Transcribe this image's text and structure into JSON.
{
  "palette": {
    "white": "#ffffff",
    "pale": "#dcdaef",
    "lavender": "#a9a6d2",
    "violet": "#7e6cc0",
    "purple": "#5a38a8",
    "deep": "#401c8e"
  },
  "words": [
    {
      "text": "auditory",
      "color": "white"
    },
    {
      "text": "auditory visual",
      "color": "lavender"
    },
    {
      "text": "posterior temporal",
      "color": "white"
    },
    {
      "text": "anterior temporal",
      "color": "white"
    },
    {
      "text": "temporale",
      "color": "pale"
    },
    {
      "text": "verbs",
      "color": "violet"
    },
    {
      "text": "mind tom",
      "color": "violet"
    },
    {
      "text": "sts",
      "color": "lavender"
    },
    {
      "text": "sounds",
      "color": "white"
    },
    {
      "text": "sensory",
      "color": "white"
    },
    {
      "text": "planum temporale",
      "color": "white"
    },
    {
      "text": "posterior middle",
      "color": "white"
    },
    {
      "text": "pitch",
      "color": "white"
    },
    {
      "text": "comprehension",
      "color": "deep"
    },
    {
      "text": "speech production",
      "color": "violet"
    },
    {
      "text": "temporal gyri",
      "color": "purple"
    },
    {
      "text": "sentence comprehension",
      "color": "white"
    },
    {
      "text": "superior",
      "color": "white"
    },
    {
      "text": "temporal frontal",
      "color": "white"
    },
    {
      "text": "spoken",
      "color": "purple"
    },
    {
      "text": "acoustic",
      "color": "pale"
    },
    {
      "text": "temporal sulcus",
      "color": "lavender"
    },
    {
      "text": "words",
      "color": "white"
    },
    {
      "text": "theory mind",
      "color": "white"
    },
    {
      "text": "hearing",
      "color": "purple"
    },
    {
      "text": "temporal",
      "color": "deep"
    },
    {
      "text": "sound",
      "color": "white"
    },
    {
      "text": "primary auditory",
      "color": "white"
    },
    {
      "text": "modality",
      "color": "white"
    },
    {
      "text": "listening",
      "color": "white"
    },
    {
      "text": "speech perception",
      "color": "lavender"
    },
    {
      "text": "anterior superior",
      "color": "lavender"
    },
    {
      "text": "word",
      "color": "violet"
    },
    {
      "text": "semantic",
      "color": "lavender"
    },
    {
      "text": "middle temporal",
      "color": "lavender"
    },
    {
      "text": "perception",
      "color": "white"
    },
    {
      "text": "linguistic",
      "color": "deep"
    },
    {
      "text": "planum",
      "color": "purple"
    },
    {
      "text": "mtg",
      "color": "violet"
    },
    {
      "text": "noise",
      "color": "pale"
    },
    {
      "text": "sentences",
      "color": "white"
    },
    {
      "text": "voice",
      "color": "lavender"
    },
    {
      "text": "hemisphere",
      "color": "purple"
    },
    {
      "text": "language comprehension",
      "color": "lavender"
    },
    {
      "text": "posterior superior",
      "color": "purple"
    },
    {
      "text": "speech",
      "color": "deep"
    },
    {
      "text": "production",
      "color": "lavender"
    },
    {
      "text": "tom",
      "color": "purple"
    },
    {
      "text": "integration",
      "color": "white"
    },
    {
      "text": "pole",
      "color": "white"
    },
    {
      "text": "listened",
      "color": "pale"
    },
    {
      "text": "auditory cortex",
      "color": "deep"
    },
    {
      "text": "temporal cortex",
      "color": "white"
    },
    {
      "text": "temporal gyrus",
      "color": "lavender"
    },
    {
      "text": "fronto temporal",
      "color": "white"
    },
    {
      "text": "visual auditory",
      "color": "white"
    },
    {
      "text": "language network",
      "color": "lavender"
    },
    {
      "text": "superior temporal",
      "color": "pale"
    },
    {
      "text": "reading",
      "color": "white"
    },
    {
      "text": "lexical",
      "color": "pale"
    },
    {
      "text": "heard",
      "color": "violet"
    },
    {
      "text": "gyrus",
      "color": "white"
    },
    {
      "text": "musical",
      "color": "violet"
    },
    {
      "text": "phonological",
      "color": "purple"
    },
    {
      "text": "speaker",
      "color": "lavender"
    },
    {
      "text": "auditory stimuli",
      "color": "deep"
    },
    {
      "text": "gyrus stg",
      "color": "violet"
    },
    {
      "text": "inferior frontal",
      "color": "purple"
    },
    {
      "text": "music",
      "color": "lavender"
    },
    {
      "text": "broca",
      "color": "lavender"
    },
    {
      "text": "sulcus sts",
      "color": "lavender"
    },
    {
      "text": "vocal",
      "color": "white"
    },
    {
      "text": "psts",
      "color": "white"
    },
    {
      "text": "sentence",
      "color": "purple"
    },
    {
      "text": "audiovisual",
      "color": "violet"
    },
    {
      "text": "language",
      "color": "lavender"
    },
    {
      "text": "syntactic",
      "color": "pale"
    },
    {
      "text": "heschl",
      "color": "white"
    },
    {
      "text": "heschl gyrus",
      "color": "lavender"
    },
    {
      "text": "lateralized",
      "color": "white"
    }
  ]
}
==================================================
- _Written exercise_:
Check every line of the data above for the string "perception", and copy those that have it.

- _Worked answer_:
      "text": "speech perception",
      "text": "perception",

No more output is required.